-- The problem --
Without including any pictures, write out the listing below exactly.

────────────────

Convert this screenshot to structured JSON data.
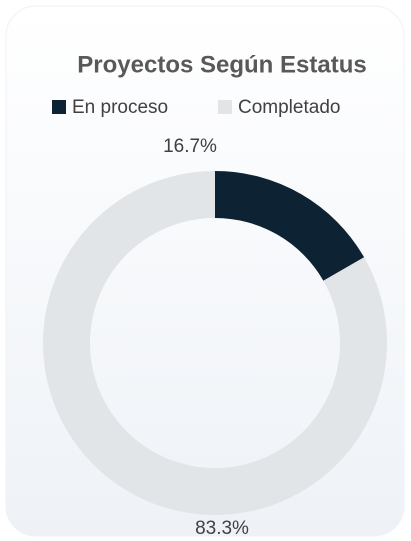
{
  "chart_data": {
    "type": "donut",
    "title": "Proyectos Según Estatus",
    "categories": [
      "En proceso",
      "Completado"
    ],
    "values": [
      16.7,
      83.3
    ],
    "value_labels": [
      "16.7%",
      "83.3%"
    ],
    "colors": [
      "#0d2233",
      "#e1e5e8"
    ],
    "legend": "top"
  }
}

────────────────

-- Solution to this task --
Convert this screenshot to structured JSON data.
{
  "chart_data": {
    "type": "donut",
    "title": "Proyectos Según Estatus",
    "categories": [
      "En proceso",
      "Completado"
    ],
    "values": [
      16.7,
      83.3
    ],
    "value_labels": [
      "16.7%",
      "83.3%"
    ],
    "colors": [
      "#0d2233",
      "#e1e5e8"
    ],
    "legend": "top"
  }
}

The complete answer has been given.